- _Your instructions_:
Return each line of the data below verbatim; pictures are to be left out.

- _Records provided_:
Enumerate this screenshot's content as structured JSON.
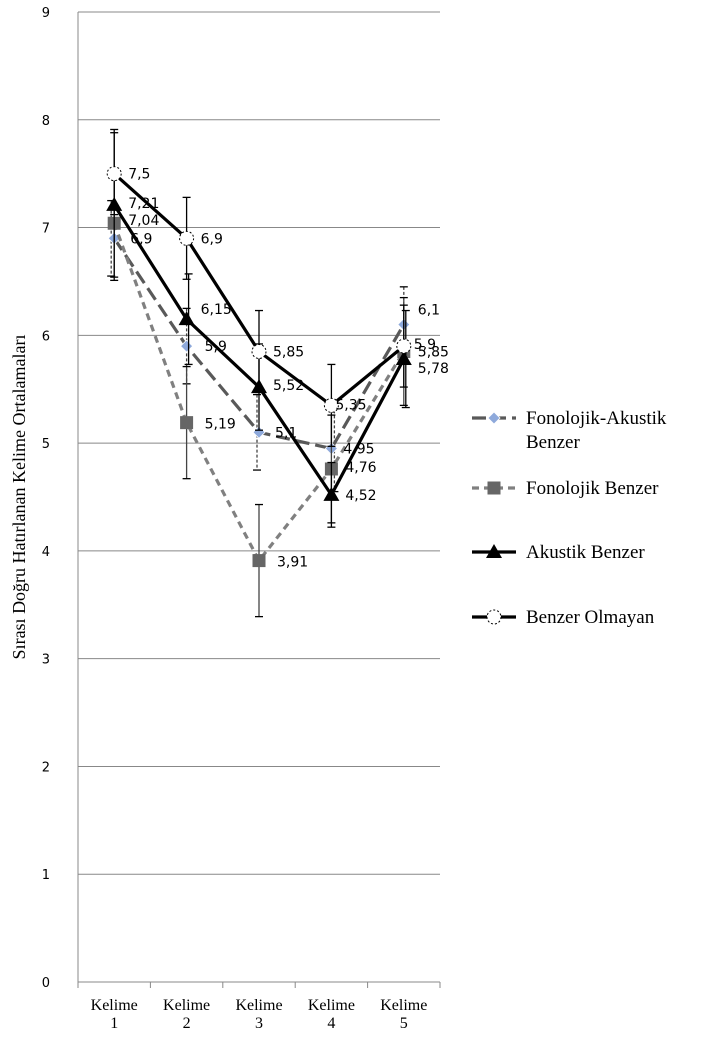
{
  "chart_data": {
    "type": "line",
    "title": "",
    "xlabel": "",
    "ylabel": "Sırası Doğru Hatırlanan Kelime Ortalamaları",
    "ylim": [
      0,
      9
    ],
    "y_ticks": [
      "0",
      "1",
      "2",
      "3",
      "4",
      "5",
      "6",
      "7",
      "8",
      "9"
    ],
    "categories": [
      [
        "Kelime",
        "1"
      ],
      [
        "Kelime",
        "2"
      ],
      [
        "Kelime",
        "3"
      ],
      [
        "Kelime",
        "4"
      ],
      [
        "Kelime",
        "5"
      ]
    ],
    "grid": true,
    "legend_position": "right",
    "series": [
      {
        "name": "Fonolojik-Akustik Benzer",
        "legend_lines": [
          "Fonolojik-Akustik",
          "Benzer"
        ],
        "values": [
          6.9,
          5.9,
          5.1,
          4.95,
          6.1
        ],
        "labels": [
          "6,9",
          "5,9",
          "5,1",
          "4,95",
          "6,1"
        ],
        "error": [
          0.35,
          0.35,
          0.35,
          0.4,
          0.35
        ],
        "color": "#595959",
        "marker_color": "#8EA9DB",
        "dash": "dash",
        "marker": "diamond"
      },
      {
        "name": "Fonolojik Benzer",
        "legend_lines": [
          "Fonolojik Benzer"
        ],
        "values": [
          7.04,
          5.19,
          3.91,
          4.76,
          5.85
        ],
        "labels": [
          "7,04",
          "5,19",
          "3,91",
          "4,76",
          "5,85"
        ],
        "error": [
          0.5,
          0.52,
          0.52,
          0.5,
          0.5
        ],
        "color": "#808080",
        "marker_color": "#666666",
        "dash": "short-dash",
        "marker": "square"
      },
      {
        "name": "Akustik Benzer",
        "legend_lines": [
          "Akustik Benzer"
        ],
        "values": [
          7.21,
          6.15,
          5.52,
          4.52,
          5.78
        ],
        "labels": [
          "7,21",
          "6,15",
          "5,52",
          "4,52",
          "5,78"
        ],
        "error": [
          0.7,
          0.42,
          0.4,
          0.3,
          0.45
        ],
        "color": "#000000",
        "marker_color": "#000000",
        "dash": "solid",
        "marker": "triangle"
      },
      {
        "name": "Benzer Olmayan",
        "legend_lines": [
          "Benzer Olmayan"
        ],
        "values": [
          7.5,
          6.9,
          5.85,
          5.35,
          5.9
        ],
        "labels": [
          "7,5",
          "6,9",
          "5,85",
          "5,35",
          "5,9"
        ],
        "error": [
          0.38,
          0.38,
          0.38,
          0.38,
          0.38
        ],
        "color": "#000000",
        "marker_color": "#ffffff",
        "dash": "solid",
        "marker": "circle-dashed"
      }
    ]
  }
}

- _Worked answer_:
Enumerate this screenshot's content as structured JSON.
{
  "chart_data": {
    "type": "line",
    "title": "",
    "xlabel": "",
    "ylabel": "Sırası Doğru Hatırlanan Kelime Ortalamaları",
    "ylim": [
      0,
      9
    ],
    "y_ticks": [
      "0",
      "1",
      "2",
      "3",
      "4",
      "5",
      "6",
      "7",
      "8",
      "9"
    ],
    "categories": [
      [
        "Kelime",
        "1"
      ],
      [
        "Kelime",
        "2"
      ],
      [
        "Kelime",
        "3"
      ],
      [
        "Kelime",
        "4"
      ],
      [
        "Kelime",
        "5"
      ]
    ],
    "grid": true,
    "legend_position": "right",
    "series": [
      {
        "name": "Fonolojik-Akustik Benzer",
        "legend_lines": [
          "Fonolojik-Akustik",
          "Benzer"
        ],
        "values": [
          6.9,
          5.9,
          5.1,
          4.95,
          6.1
        ],
        "labels": [
          "6,9",
          "5,9",
          "5,1",
          "4,95",
          "6,1"
        ],
        "error": [
          0.35,
          0.35,
          0.35,
          0.4,
          0.35
        ],
        "color": "#595959",
        "marker_color": "#8EA9DB",
        "dash": "dash",
        "marker": "diamond"
      },
      {
        "name": "Fonolojik Benzer",
        "legend_lines": [
          "Fonolojik Benzer"
        ],
        "values": [
          7.04,
          5.19,
          3.91,
          4.76,
          5.85
        ],
        "labels": [
          "7,04",
          "5,19",
          "3,91",
          "4,76",
          "5,85"
        ],
        "error": [
          0.5,
          0.52,
          0.52,
          0.5,
          0.5
        ],
        "color": "#808080",
        "marker_color": "#666666",
        "dash": "short-dash",
        "marker": "square"
      },
      {
        "name": "Akustik Benzer",
        "legend_lines": [
          "Akustik Benzer"
        ],
        "values": [
          7.21,
          6.15,
          5.52,
          4.52,
          5.78
        ],
        "labels": [
          "7,21",
          "6,15",
          "5,52",
          "4,52",
          "5,78"
        ],
        "error": [
          0.7,
          0.42,
          0.4,
          0.3,
          0.45
        ],
        "color": "#000000",
        "marker_color": "#000000",
        "dash": "solid",
        "marker": "triangle"
      },
      {
        "name": "Benzer Olmayan",
        "legend_lines": [
          "Benzer Olmayan"
        ],
        "values": [
          7.5,
          6.9,
          5.85,
          5.35,
          5.9
        ],
        "labels": [
          "7,5",
          "6,9",
          "5,85",
          "5,35",
          "5,9"
        ],
        "error": [
          0.38,
          0.38,
          0.38,
          0.38,
          0.38
        ],
        "color": "#000000",
        "marker_color": "#ffffff",
        "dash": "solid",
        "marker": "circle-dashed"
      }
    ]
  }
}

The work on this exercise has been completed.